_What the task asks:_ Type out every line below exactly as it reads.

%%

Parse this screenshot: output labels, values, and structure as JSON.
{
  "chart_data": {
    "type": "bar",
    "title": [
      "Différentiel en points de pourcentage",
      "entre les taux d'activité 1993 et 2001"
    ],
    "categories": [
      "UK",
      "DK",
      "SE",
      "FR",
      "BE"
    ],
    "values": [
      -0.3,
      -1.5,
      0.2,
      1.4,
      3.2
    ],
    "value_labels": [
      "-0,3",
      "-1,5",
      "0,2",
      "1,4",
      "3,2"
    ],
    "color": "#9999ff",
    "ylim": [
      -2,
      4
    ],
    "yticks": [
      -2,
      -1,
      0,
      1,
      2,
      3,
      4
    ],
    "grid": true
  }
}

%%

_Answer in full:_
Parse this screenshot: output labels, values, and structure as JSON.
{
  "chart_data": {
    "type": "bar",
    "title": [
      "Différentiel en points de pourcentage",
      "entre les taux d'activité 1993 et 2001"
    ],
    "categories": [
      "UK",
      "DK",
      "SE",
      "FR",
      "BE"
    ],
    "values": [
      -0.3,
      -1.5,
      0.2,
      1.4,
      3.2
    ],
    "value_labels": [
      "-0,3",
      "-1,5",
      "0,2",
      "1,4",
      "3,2"
    ],
    "color": "#9999ff",
    "ylim": [
      -2,
      4
    ],
    "yticks": [
      -2,
      -1,
      0,
      1,
      2,
      3,
      4
    ],
    "grid": true
  }
}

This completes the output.